WRITTEN EXERCISE: Reproduce each of the lines word for word.

----- INPUT ROWS -----

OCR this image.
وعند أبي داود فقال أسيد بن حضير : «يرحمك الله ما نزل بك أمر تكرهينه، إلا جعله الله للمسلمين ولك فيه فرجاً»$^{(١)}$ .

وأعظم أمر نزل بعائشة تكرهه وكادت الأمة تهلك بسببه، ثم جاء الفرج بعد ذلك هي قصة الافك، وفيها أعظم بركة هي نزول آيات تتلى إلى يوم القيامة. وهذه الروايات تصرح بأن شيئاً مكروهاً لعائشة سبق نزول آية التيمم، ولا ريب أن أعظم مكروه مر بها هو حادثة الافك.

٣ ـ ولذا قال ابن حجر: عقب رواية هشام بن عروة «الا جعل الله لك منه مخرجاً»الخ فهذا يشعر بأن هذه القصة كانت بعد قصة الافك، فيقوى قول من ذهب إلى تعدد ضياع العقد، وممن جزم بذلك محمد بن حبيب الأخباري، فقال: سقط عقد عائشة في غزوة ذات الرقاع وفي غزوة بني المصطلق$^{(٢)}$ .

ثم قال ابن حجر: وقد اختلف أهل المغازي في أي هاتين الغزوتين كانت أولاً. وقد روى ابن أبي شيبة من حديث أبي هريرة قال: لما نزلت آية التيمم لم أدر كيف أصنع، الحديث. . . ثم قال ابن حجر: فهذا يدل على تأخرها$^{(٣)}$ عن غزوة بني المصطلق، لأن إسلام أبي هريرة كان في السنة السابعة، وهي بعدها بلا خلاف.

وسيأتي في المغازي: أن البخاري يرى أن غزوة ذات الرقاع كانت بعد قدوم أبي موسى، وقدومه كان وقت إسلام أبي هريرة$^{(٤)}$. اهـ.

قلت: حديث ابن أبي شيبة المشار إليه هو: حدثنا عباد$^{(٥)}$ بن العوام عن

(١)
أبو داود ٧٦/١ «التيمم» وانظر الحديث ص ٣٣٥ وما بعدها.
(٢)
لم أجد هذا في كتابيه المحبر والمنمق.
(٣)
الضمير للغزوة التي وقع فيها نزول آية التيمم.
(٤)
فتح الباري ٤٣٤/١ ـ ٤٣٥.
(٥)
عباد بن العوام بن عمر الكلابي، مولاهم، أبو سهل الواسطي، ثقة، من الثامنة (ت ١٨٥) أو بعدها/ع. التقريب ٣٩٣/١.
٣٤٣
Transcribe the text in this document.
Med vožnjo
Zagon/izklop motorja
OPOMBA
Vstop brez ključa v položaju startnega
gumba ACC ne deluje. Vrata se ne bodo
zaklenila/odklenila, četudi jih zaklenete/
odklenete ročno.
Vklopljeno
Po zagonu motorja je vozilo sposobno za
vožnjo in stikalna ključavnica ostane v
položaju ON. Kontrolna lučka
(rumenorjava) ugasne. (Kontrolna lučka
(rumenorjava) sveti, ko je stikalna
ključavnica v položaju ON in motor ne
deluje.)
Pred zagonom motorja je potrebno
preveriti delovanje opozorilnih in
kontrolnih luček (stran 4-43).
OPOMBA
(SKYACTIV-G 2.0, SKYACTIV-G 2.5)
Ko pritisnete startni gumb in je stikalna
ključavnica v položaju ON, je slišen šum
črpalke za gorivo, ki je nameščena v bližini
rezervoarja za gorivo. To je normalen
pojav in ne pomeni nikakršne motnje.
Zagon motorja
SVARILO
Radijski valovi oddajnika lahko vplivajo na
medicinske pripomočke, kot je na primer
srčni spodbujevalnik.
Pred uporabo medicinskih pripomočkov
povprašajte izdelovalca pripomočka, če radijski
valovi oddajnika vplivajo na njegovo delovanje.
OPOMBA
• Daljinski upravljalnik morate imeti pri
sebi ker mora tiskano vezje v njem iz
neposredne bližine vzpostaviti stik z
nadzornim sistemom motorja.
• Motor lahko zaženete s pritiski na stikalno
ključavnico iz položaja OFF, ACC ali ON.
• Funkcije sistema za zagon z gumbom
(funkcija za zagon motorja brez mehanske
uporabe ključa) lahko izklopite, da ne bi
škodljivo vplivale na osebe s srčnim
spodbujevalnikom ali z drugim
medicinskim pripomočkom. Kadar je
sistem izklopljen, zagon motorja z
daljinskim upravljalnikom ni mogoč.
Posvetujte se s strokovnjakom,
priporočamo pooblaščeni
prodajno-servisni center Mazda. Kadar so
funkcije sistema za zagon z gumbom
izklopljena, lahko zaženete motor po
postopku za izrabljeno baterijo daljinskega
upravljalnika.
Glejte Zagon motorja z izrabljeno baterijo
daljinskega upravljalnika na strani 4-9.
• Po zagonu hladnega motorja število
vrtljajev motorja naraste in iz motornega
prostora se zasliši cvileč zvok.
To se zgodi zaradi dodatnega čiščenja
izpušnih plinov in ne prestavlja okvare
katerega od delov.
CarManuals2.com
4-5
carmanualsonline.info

-----

SOLUTION TO THE EXERCISE:
OCR this image.
وعند أبي داود فقال أسيد بن حضير : «يرحمك الله ما نزل بك أمر تكرهينه، إلا جعله الله للمسلمين ولك فيه فرجاً»$^{(١)}$ .

وأعظم أمر نزل بعائشة تكرهه وكادت الأمة تهلك بسببه، ثم جاء الفرج بعد ذلك هي قصة الافك، وفيها أعظم بركة هي نزول آيات تتلى إلى يوم القيامة. وهذه الروايات تصرح بأن شيئاً مكروهاً لعائشة سبق نزول آية التيمم، ولا ريب أن أعظم مكروه مر بها هو حادثة الافك.

٣ ـ ولذا قال ابن حجر: عقب رواية هشام بن عروة «الا جعل الله لك منه مخرجاً»الخ فهذا يشعر بأن هذه القصة كانت بعد قصة الافك، فيقوى قول من ذهب إلى تعدد ضياع العقد، وممن جزم بذلك محمد بن حبيب الأخباري، فقال: سقط عقد عائشة في غزوة ذات الرقاع وفي غزوة بني المصطلق$^{(٢)}$ .

ثم قال ابن حجر: وقد اختلف أهل المغازي في أي هاتين الغزوتين كانت أولاً. وقد روى ابن أبي شيبة من حديث أبي هريرة قال: لما نزلت آية التيمم لم أدر كيف أصنع، الحديث. . . ثم قال ابن حجر: فهذا يدل على تأخرها$^{(٣)}$ عن غزوة بني المصطلق، لأن إسلام أبي هريرة كان في السنة السابعة، وهي بعدها بلا خلاف.

وسيأتي في المغازي: أن البخاري يرى أن غزوة ذات الرقاع كانت بعد قدوم أبي موسى، وقدومه كان وقت إسلام أبي هريرة$^{(٤)}$. اهـ.

قلت: حديث ابن أبي شيبة المشار إليه هو: حدثنا عباد$^{(٥)}$ بن العوام عن

(١)
أبو داود ٧٦/١ «التيمم» وانظر الحديث ص ٣٣٥ وما بعدها.
(٢)
لم أجد هذا في كتابيه المحبر والمنمق.
(٣)
الضمير للغزوة التي وقع فيها نزول آية التيمم.
(٤)
فتح الباري ٤٣٤/١ ـ ٤٣٥.
(٥)
عباد بن العوام بن عمر الكلابي، مولاهم، أبو سهل الواسطي، ثقة، من الثامنة (ت ١٨٥) أو بعدها/ع. التقريب ٣٩٣/١.
٣٤٣
Transcribe the text in this document.
Med vožnjo
Zagon/izklop motorja
OPOMBA
Vstop brez ključa v položaju startnega
gumba ACC ne deluje. Vrata se ne bodo
zaklenila/odklenila, četudi jih zaklenete/
odklenete ročno.
Vklopljeno
Po zagonu motorja je vozilo sposobno za
vožnjo in stikalna ključavnica ostane v
položaju ON. Kontrolna lučka
(rumenorjava) ugasne. (Kontrolna lučka
(rumenorjava) sveti, ko je stikalna
ključavnica v položaju ON in motor ne
deluje.)
Pred zagonom motorja je potrebno
preveriti delovanje opozorilnih in
kontrolnih luček (stran 4-43).
OPOMBA
(SKYACTIV-G 2.0, SKYACTIV-G 2.5)
Ko pritisnete startni gumb in je stikalna
ključavnica v položaju ON, je slišen šum
črpalke za gorivo, ki je nameščena v bližini
rezervoarja za gorivo. To je normalen
pojav in ne pomeni nikakršne motnje.
Zagon motorja
SVARILO
Radijski valovi oddajnika lahko vplivajo na
medicinske pripomočke, kot je na primer
srčni spodbujevalnik.
Pred uporabo medicinskih pripomočkov
povprašajte izdelovalca pripomočka, če radijski
valovi oddajnika vplivajo na njegovo delovanje.
OPOMBA
• Daljinski upravljalnik morate imeti pri
sebi ker mora tiskano vezje v njem iz
neposredne bližine vzpostaviti stik z
nadzornim sistemom motorja.
• Motor lahko zaženete s pritiski na stikalno
ključavnico iz položaja OFF, ACC ali ON.
• Funkcije sistema za zagon z gumbom
(funkcija za zagon motorja brez mehanske
uporabe ključa) lahko izklopite, da ne bi
škodljivo vplivale na osebe s srčnim
spodbujevalnikom ali z drugim
medicinskim pripomočkom. Kadar je
sistem izklopljen, zagon motorja z
daljinskim upravljalnikom ni mogoč.
Posvetujte se s strokovnjakom,
priporočamo pooblaščeni
prodajno-servisni center Mazda. Kadar so
funkcije sistema za zagon z gumbom
izklopljena, lahko zaženete motor po
postopku za izrabljeno baterijo daljinskega
upravljalnika.
Glejte Zagon motorja z izrabljeno baterijo
daljinskega upravljalnika na strani 4-9.
• Po zagonu hladnega motorja število
vrtljajev motorja naraste in iz motornega
prostora se zasliši cvileč zvok.
To se zgodi zaradi dodatnega čiščenja
izpušnih plinov in ne prestavlja okvare
katerega od delov.
CarManuals2.com
4-5
carmanualsonline.info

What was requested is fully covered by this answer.